Part of a data file
= = =

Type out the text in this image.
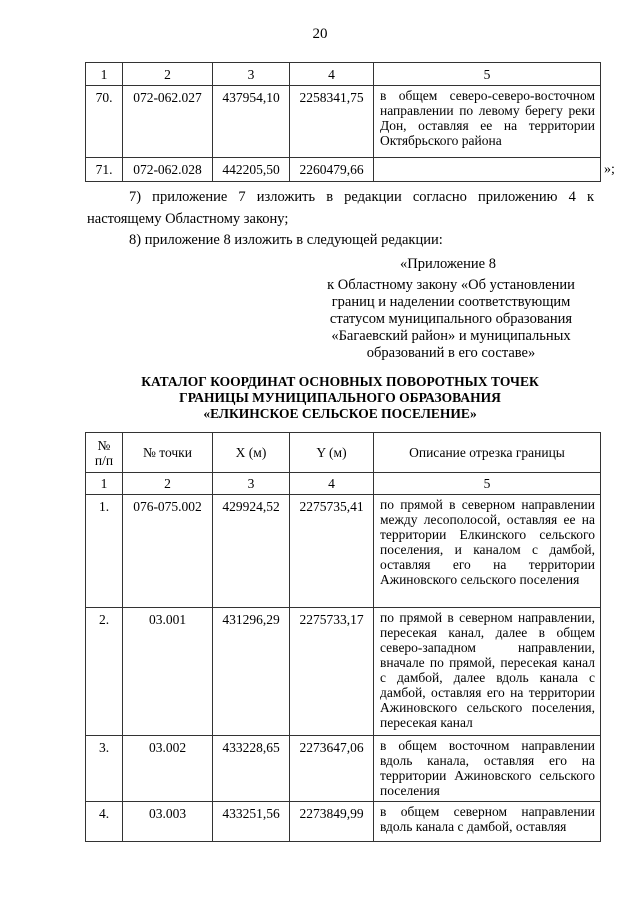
20
1	2	3	4	5
70.	072-062.027	437954,10	2258341,75	в общем северо-северо-восточном направлении по левому берегу реки Дон, оставляя ее на территории Октябрьского района
71.	072-062.028	442205,50	2260479,66		»;
7) приложение 7 изложить в редакции согласно приложению 4 к настоящему Областному закону;
8) приложение 8 изложить в следующей редакции:
«Приложение 8
к Областному закону «Об установлении
границ и наделении соответствующим
статусом муниципального образования
«Багаевский район» и муниципальных
образований в его составе»
КАТАЛОГ КООРДИНАТ ОСНОВНЫХ ПОВОРОТНЫХ ТОЧЕК
ГРАНИЦЫ МУНИЦИПАЛЬНОГО ОБРАЗОВАНИЯ
«ЕЛКИНСКОЕ СЕЛЬСКОЕ ПОСЕЛЕНИЕ»
№
п/п	№ точки	X (м)	Y (м)	Описание отрезка границы
1	2	3	4	5
1.	076-075.002	429924,52	2275735,41	по прямой в северном направлении между лесополосой, оставляя ее на территории Елкинского сельского поселения, и каналом с дамбой, оставляя его на территории Ажиновского сельского поселения
2.	03.001	431296,29	2275733,17	по прямой в северном направлении, пересекая канал, далее в общем северо-западном направлении, вначале по прямой, пересекая канал с дамбой, далее вдоль канала с дамбой, оставляя его на территории Ажиновского сельского поселения, пересекая канал
3.	03.002	433228,65	2273647,06	в общем восточном направлении вдоль канала, оставляя его на территории Ажиновского сельского поселения
4.	03.003	433251,56	2273849,99	в общем северном направлении вдоль канала с дамбой, оставляя
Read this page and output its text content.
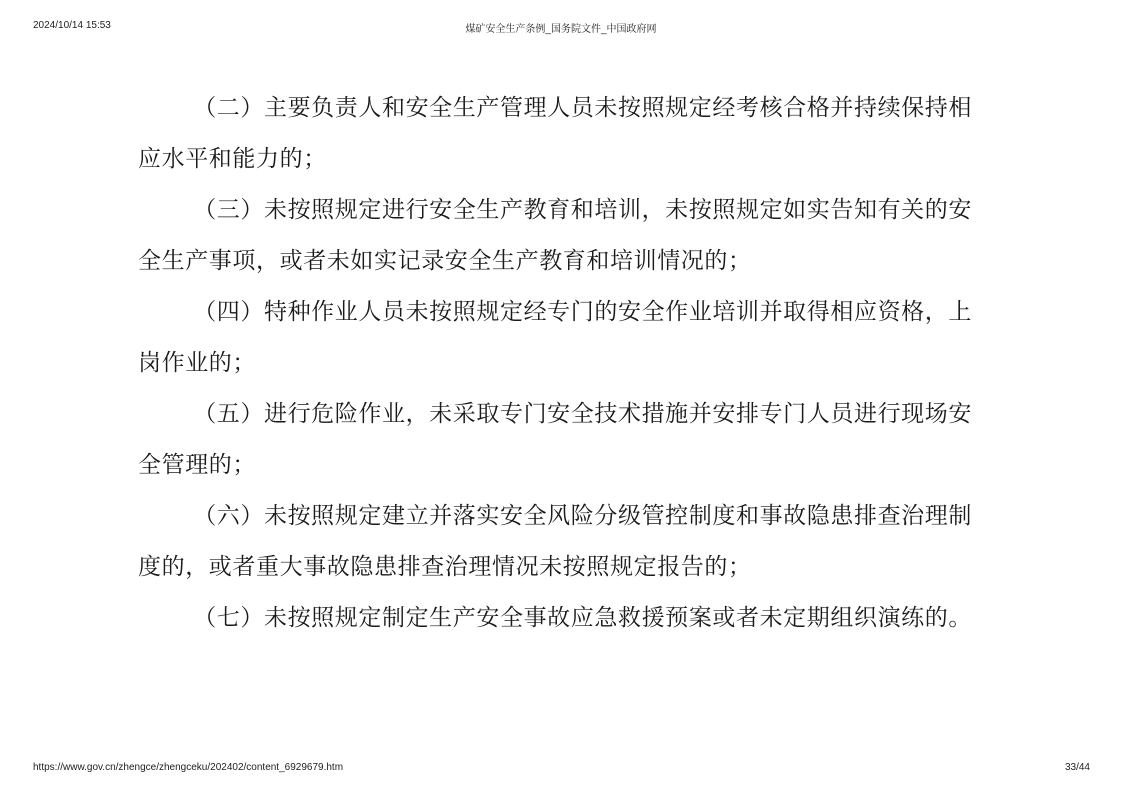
2024/10/14 15:53	煤矿安全生产条例_国务院文件_中国政府网

（二）主要负责人和安全生产管理人员未按照规定经考核合格并持续保持相应水平和能力的；

（三）未按照规定进行安全生产教育和培训，未按照规定如实告知有关的安全生产事项，或者未如实记录安全生产教育和培训情况的；

（四）特种作业人员未按照规定经专门的安全作业培训并取得相应资格，上岗作业的；

（五）进行危险作业，未采取专门安全技术措施并安排专门人员进行现场安全管理的；

（六）未按照规定建立并落实安全风险分级管控制度和事故隐患排查治理制度的，或者重大事故隐患排查治理情况未按照规定报告的；

（七）未按照规定制定生产安全事故应急救援预案或者未定期组织演练的。

https://www.gov.cn/zhengce/zhengceku/202402/content_6929679.htm	33/44
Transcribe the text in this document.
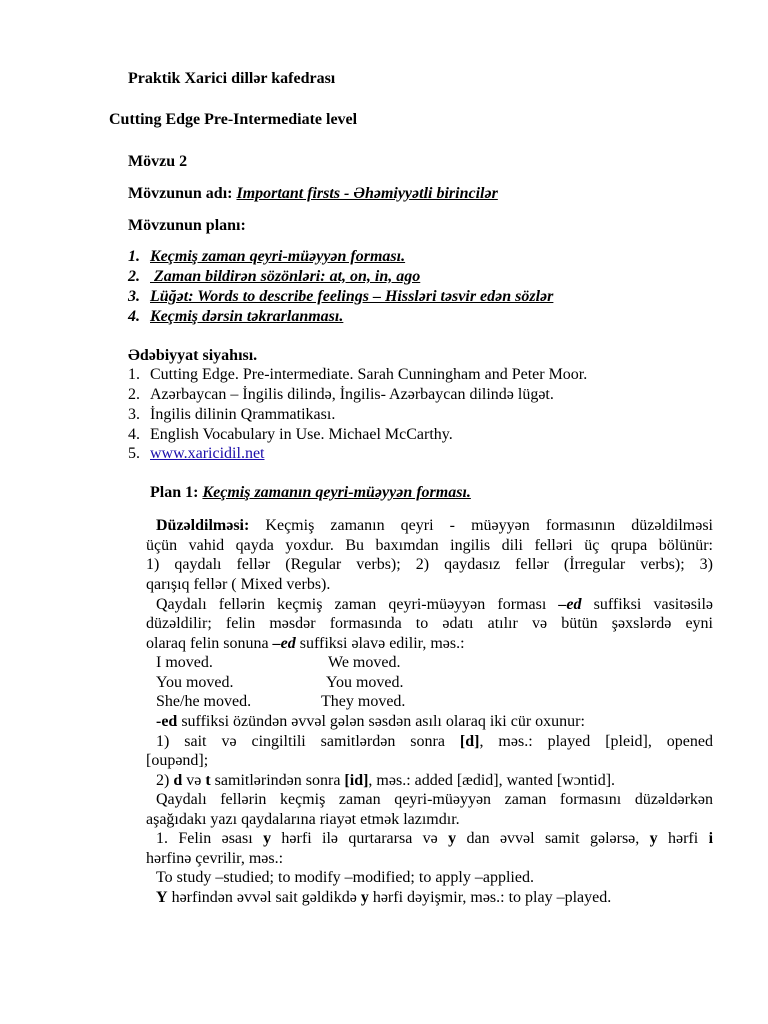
Praktik Xarici dillər kafedrası
Cutting Edge Pre-Intermediate level
Mövzu 2
Mövzunun adı: Important firsts - Əhəmiyyətli birincilər
Mövzunun planı:
1. Keçmiş zaman qeyri-müəyyən forması.
2. Zaman bildirən sözönləri: at, on, in, ago
3. Lüğət: Words to describe feelings – Hissləri təsvir edən sözlər
4. Keçmiş dərsin təkrarlanması.
Ədəbiyyat siyahısı.
1. Cutting Edge. Pre-intermediate. Sarah Cunningham and Peter Moor.
2. Azərbaycan – İngilis dilində, İngilis- Azərbaycan dilində lügət.
3. İngilis dilinin Qrammatikası.
4. English Vocabulary in Use. Michael McCarthy.
5. www.xaricidil.net
Plan 1: Keçmiş zamanın qeyri-müəyyən forması.
Düzəldilməsi: Keçmiş zamanın qeyri - müəyyən formasının düzəldilməsi
üçün vahid qayda yoxdur. Bu baxımdan ingilis dili felləri üç qrupa bölünür:
1) qaydalı fellər (Regular verbs); 2) qaydasız fellər (İrregular verbs); 3)
qarışıq fellər ( Mixed verbs).
Qaydalı fellərin keçmiş zaman qeyri-müəyyən forması –ed suffiksi vasitəsilə
düzəldilir; felin məsdər formasında to ədatı atılır və bütün şəxslərdə eyni
olaraq felin sonuna –ed suffiksi əlavə edilir, məs.:
I moved.	We moved.
You moved.	You moved.
She/he moved.	They moved.
-ed suffiksi özündən əvvəl gələn səsdən asılı olaraq iki cür oxunur:
1) sait və cingiltili samitlərdən sonra [d], məs.: played [pleid], opened
[oupənd];
2) d və t samitlərindən sonra [id], məs.: added [ædid], wanted [wɔntid].
Qaydalı fellərin keçmiş zaman qeyri-müəyyən zaman formasını düzəldərkən
aşağıdakı yazı qaydalarına riayət etmək lazımdır.
1. Felin əsası y hərfi ilə qurtararsa və y dan əvvəl samit gələrsə, y hərfi i
hərfinə çevrilir, məs.:
To study –studied; to modify –modified; to apply –applied.
Y hərfindən əvvəl sait gəldikdə y hərfi dəyişmir, məs.: to play –played.
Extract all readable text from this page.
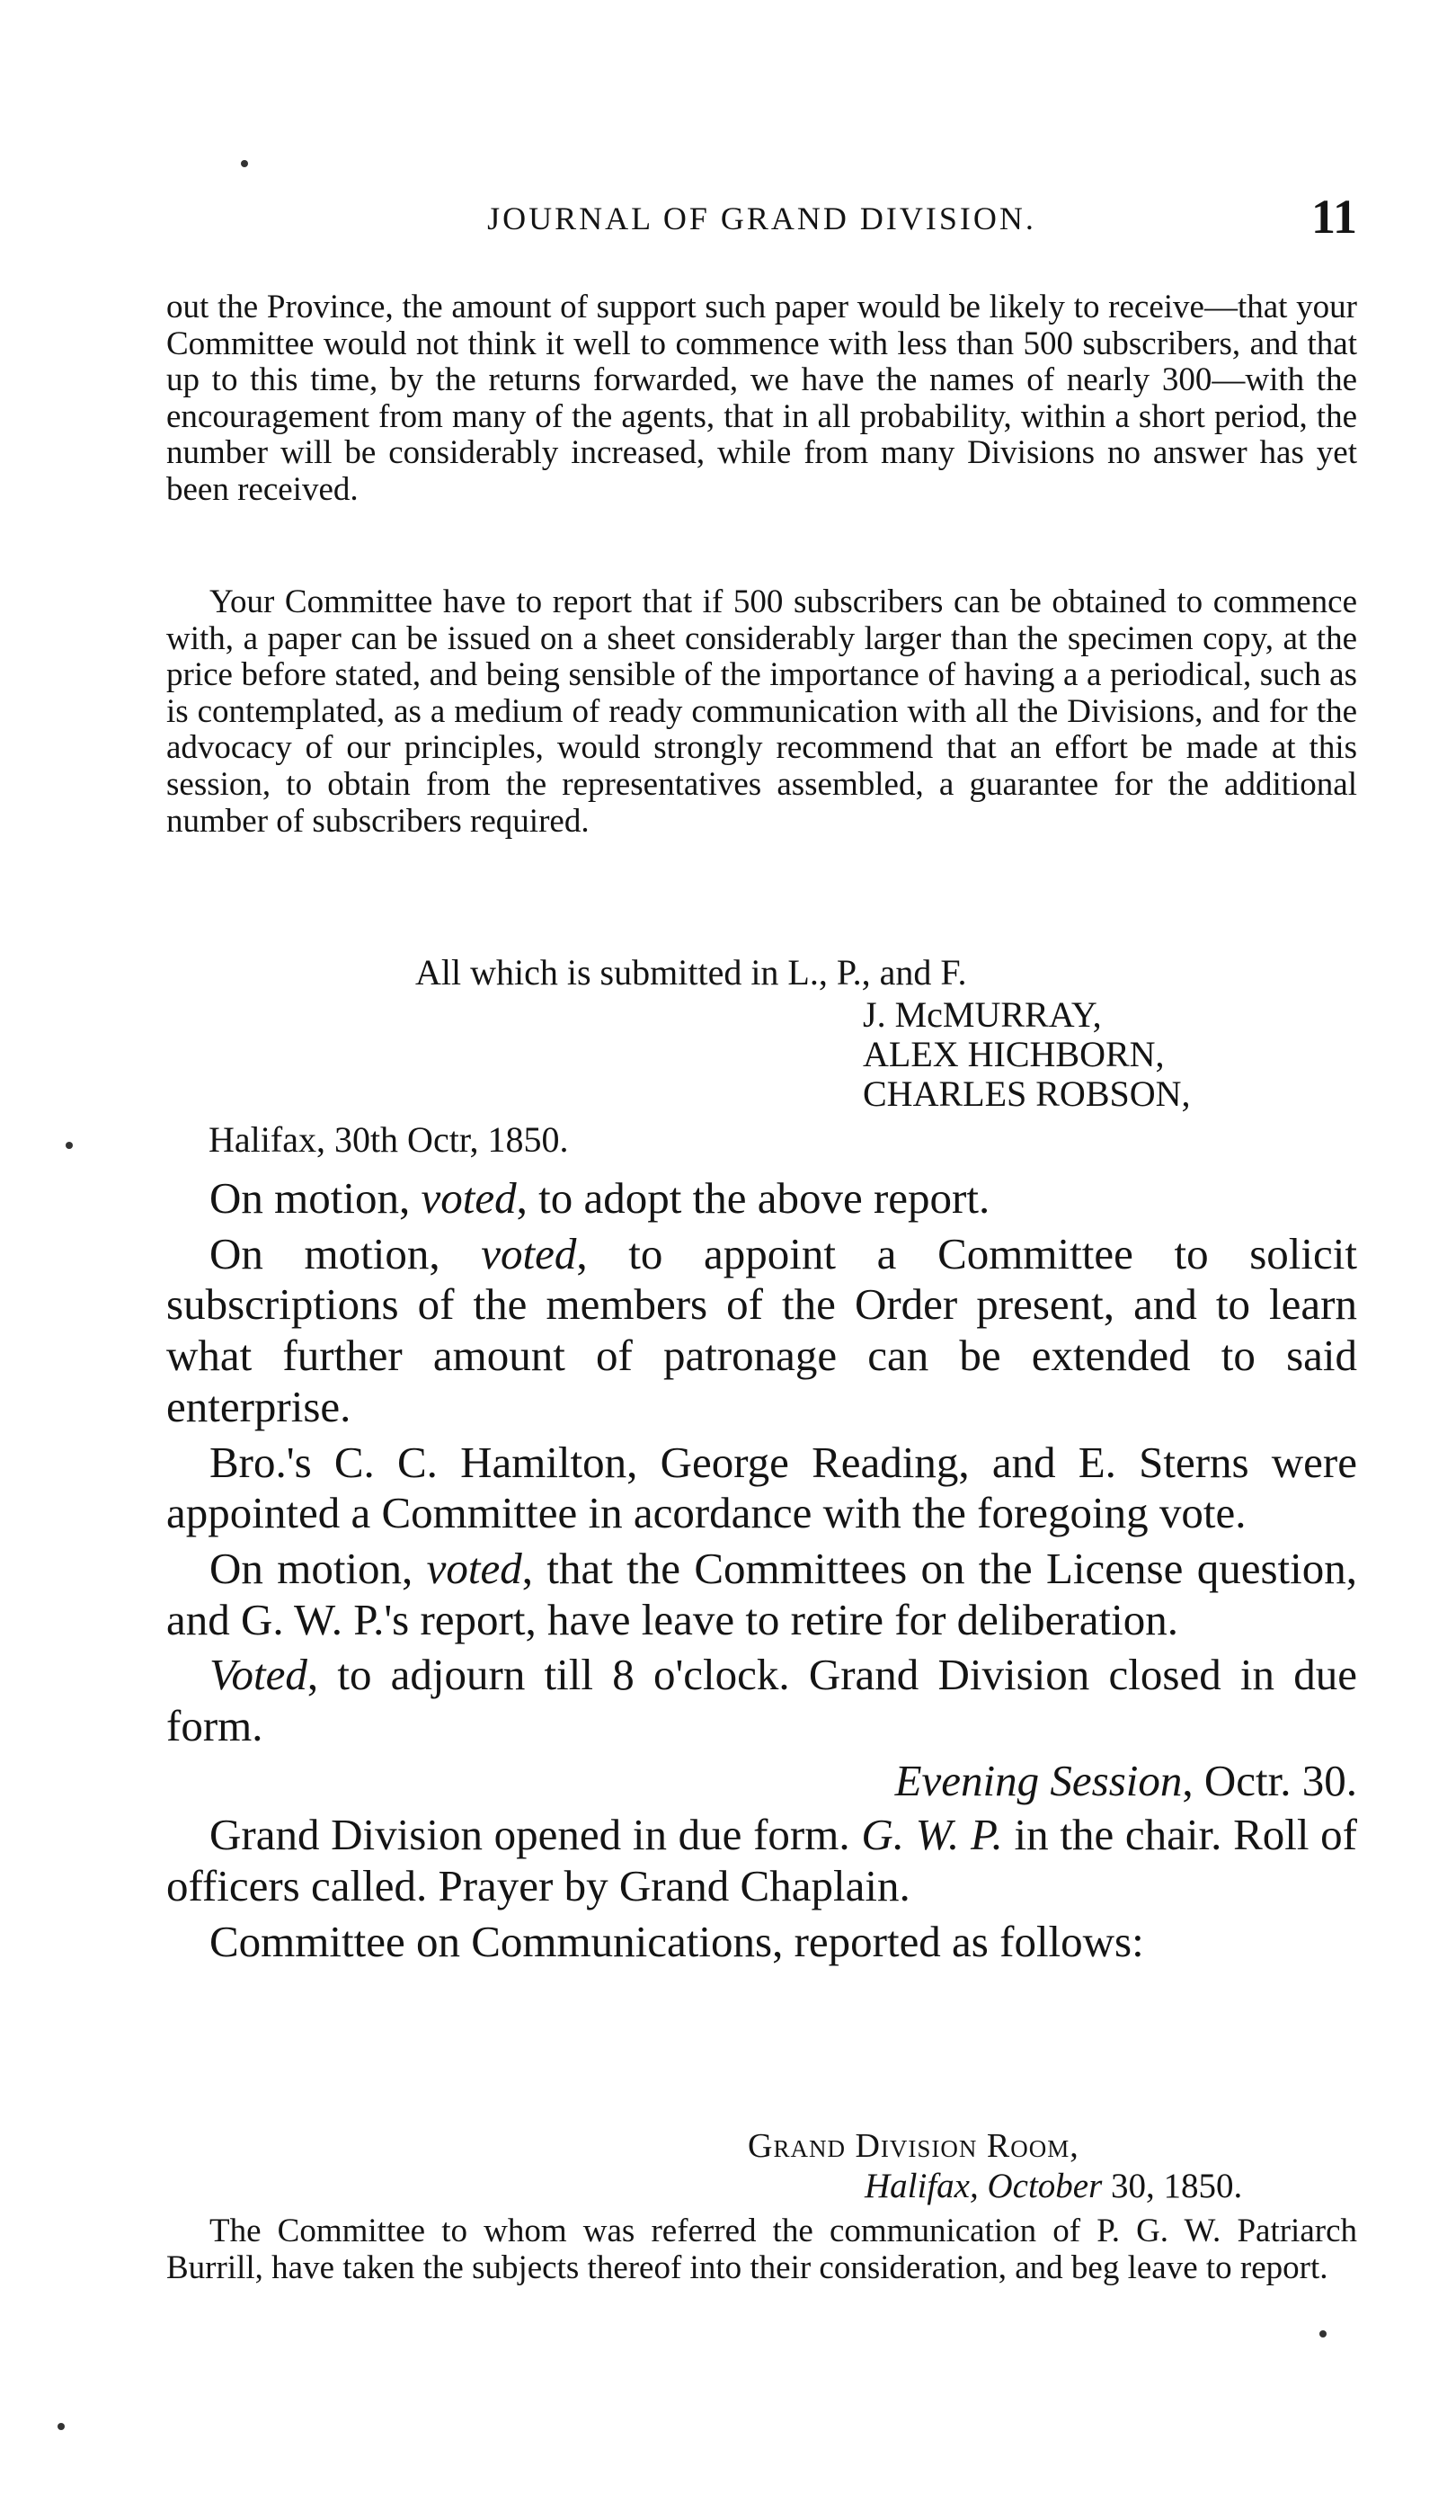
JOURNAL OF GRAND DIVISION.	11

out the Province, the amount of support such paper would be likely to receive—that your Committee would not think it well to commence with less than 500 subscribers, and that up to this time, by the returns forwarded, we have the names of nearly 300—with the encouragement from many of the agents, that in all probability, within a short period, the number will be considerably increased, while from many Divisions no answer has yet been received.

Your Committee have to report that if 500 subscribers can be obtained to commence with, a paper can be issued on a sheet considerably larger than the specimen copy, at the price before stated, and being sensible of the importance of having a a periodical, such as is contemplated, as a medium of ready communication with all the Divisions, and for the advocacy of our principles, would strongly recommend that an effort be made at this session, to obtain from the representatives assembled, a guarantee for the additional number of subscribers required.

All which is submitted in L., P., and F.
J. McMURRAY,
ALEX HICHBORN,
CHARLES ROBSON,
Halifax, 30th Octr, 1850.

On motion, voted, to adopt the above report.

On motion, voted, to appoint a Committee to solicit subscriptions of the members of the Order present, and to learn what further amount of patronage can be extended to said enterprise.

Bro.'s C. C. Hamilton, George Reading, and E. Sterns were appointed a Committee in acordance with the foregoing vote.

On motion, voted, that the Committees on the License question, and G. W. P.'s report, have leave to retire for deliberation.

Voted, to adjourn till 8 o'clock. Grand Division closed in due form.

Evening Session, Octr. 30.

Grand Division opened in due form. G. W. P. in the chair. Roll of officers called. Prayer by Grand Chaplain.

Committee on Communications, reported as follows:

Grand Division Room,
Halifax, October 30, 1850.

The Committee to whom was referred the communication of P. G. W. Patriarch Burrill, have taken the subjects thereof into their consideration, and beg leave to report.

= = =

What is needed:
Keep the pictures out and write out the records exactly.

Reply:
Type out the text in this image.
20
1	2	3	4	5
70.	072-062.027	437954,10	2258341,75	в общем северо-северо-восточном направлении по левому берегу реки Дон, оставляя ее на территории Октябрьского района
71.	072-062.028	442205,50	2260479,66		»;
7) приложение 7 изложить в редакции согласно приложению 4 к настоящему Областному закону;
8) приложение 8 изложить в следующей редакции:
«Приложение 8
к Областному закону «Об установлении
границ и наделении соответствующим
статусом муниципального образования
«Багаевский район» и муниципальных
образований в его составе»
КАТАЛОГ КООРДИНАТ ОСНОВНЫХ ПОВОРОТНЫХ ТОЧЕК
ГРАНИЦЫ МУНИЦИПАЛЬНОГО ОБРАЗОВАНИЯ
«ЕЛКИНСКОЕ СЕЛЬСКОЕ ПОСЕЛЕНИЕ»
№
п/п	№ точки	X (м)	Y (м)	Описание отрезка границы
1	2	3	4	5
1.	076-075.002	429924,52	2275735,41	по прямой в северном направлении между лесополосой, оставляя ее на территории Елкинского сельского поселения, и каналом с дамбой, оставляя его на территории Ажиновского сельского поселения
2.	03.001	431296,29	2275733,17	по прямой в северном направлении, пересекая канал, далее в общем северо-западном направлении, вначале по прямой, пересекая канал с дамбой, далее вдоль канала с дамбой, оставляя его на территории Ажиновского сельского поселения, пересекая канал
3.	03.002	433228,65	2273647,06	в общем восточном направлении вдоль канала, оставляя его на территории Ажиновского сельского поселения
4.	03.003	433251,56	2273849,99	в общем северном направлении вдоль канала с дамбой, оставляя
Read this page and output its text content.
2024/10/14 15:53	煤矿安全生产条例_国务院文件_中国政府网

（二）主要负责人和安全生产管理人员未按照规定经考核合格并持续保持相应水平和能力的；

（三）未按照规定进行安全生产教育和培训，未按照规定如实告知有关的安全生产事项，或者未如实记录安全生产教育和培训情况的；

（四）特种作业人员未按照规定经专门的安全作业培训并取得相应资格，上岗作业的；

（五）进行危险作业，未采取专门安全技术措施并安排专门人员进行现场安全管理的；

（六）未按照规定建立并落实安全风险分级管控制度和事故隐患排查治理制度的，或者重大事故隐患排查治理情况未按照规定报告的；

（七）未按照规定制定生产安全事故应急救援预案或者未定期组织演练的。

https://www.gov.cn/zhengce/zhengceku/202402/content_6929679.htm	33/44
Transcribe the text in this document.
Praktik Xarici dillər kafedrası
Cutting Edge Pre-Intermediate level
Mövzu 2
Mövzunun adı: Important firsts - Əhəmiyyətli birincilər
Mövzunun planı:
1. Keçmiş zaman qeyri-müəyyən forması.
2. Zaman bildirən sözönləri: at, on, in, ago
3. Lüğət: Words to describe feelings – Hissləri təsvir edən sözlər
4. Keçmiş dərsin təkrarlanması.
Ədəbiyyat siyahısı.
1. Cutting Edge. Pre-intermediate. Sarah Cunningham and Peter Moor.
2. Azərbaycan – İngilis dilində, İngilis- Azərbaycan dilində lügət.
3. İngilis dilinin Qrammatikası.
4. English Vocabulary in Use. Michael McCarthy.
5. www.xaricidil.net
Plan 1: Keçmiş zamanın qeyri-müəyyən forması.
Düzəldilməsi: Keçmiş zamanın qeyri - müəyyən formasının düzəldilməsi
üçün vahid qayda yoxdur. Bu baxımdan ingilis dili felləri üç qrupa bölünür:
1) qaydalı fellər (Regular verbs); 2) qaydasız fellər (İrregular verbs); 3)
qarışıq fellər ( Mixed verbs).
Qaydalı fellərin keçmiş zaman qeyri-müəyyən forması –ed suffiksi vasitəsilə
düzəldilir; felin məsdər formasında to ədatı atılır və bütün şəxslərdə eyni
olaraq felin sonuna –ed suffiksi əlavə edilir, məs.:
I moved.	We moved.
You moved.	You moved.
She/he moved.	They moved.
-ed suffiksi özündən əvvəl gələn səsdən asılı olaraq iki cür oxunur:
1) sait və cingiltili samitlərdən sonra [d], məs.: played [pleid], opened
[oupənd];
2) d və t samitlərindən sonra [id], məs.: added [ædid], wanted [wɔntid].
Qaydalı fellərin keçmiş zaman qeyri-müəyyən zaman formasını düzəldərkən
aşağıdakı yazı qaydalarına riayət etmək lazımdır.
1. Felin əsası y hərfi ilə qurtararsa və y dan əvvəl samit gələrsə, y hərfi i
hərfinə çevrilir, məs.:
To study –studied; to modify –modified; to apply –applied.
Y hərfindən əvvəl sait gəldikdə y hərfi dəyişmir, məs.: to play –played.
Extract all readable text from this page.
JOURNAL OF GRAND DIVISION.	11

out the Province, the amount of support such paper would be likely to receive—that your Committee would not think it well to commence with less than 500 subscribers, and that up to this time, by the returns forwarded, we have the names of nearly 300—with the encouragement from many of the agents, that in all probability, within a short period, the number will be considerably increased, while from many Divisions no answer has yet been received.

Your Committee have to report that if 500 subscribers can be obtained to commence with, a paper can be issued on a sheet considerably larger than the specimen copy, at the price before stated, and being sensible of the importance of having a a periodical, such as is contemplated, as a medium of ready communication with all the Divisions, and for the advocacy of our principles, would strongly recommend that an effort be made at this session, to obtain from the representatives assembled, a guarantee for the additional number of subscribers required.

All which is submitted in L., P., and F.
J. McMURRAY,
ALEX HICHBORN,
CHARLES ROBSON,
Halifax, 30th Octr, 1850.

On motion, voted, to adopt the above report.

On motion, voted, to appoint a Committee to solicit subscriptions of the members of the Order present, and to learn what further amount of patronage can be extended to said enterprise.

Bro.'s C. C. Hamilton, George Reading, and E. Sterns were appointed a Committee in acordance with the foregoing vote.

On motion, voted, that the Committees on the License question, and G. W. P.'s report, have leave to retire for deliberation.

Voted, to adjourn till 8 o'clock. Grand Division closed in due form.

Evening Session, Octr. 30.

Grand Division opened in due form. G. W. P. in the chair. Roll of officers called. Prayer by Grand Chaplain.

Committee on Communications, reported as follows:

Grand Division Room,
Halifax, October 30, 1850.

The Committee to whom was referred the communication of P. G. W. Patriarch Burrill, have taken the subjects thereof into their consideration, and beg leave to report.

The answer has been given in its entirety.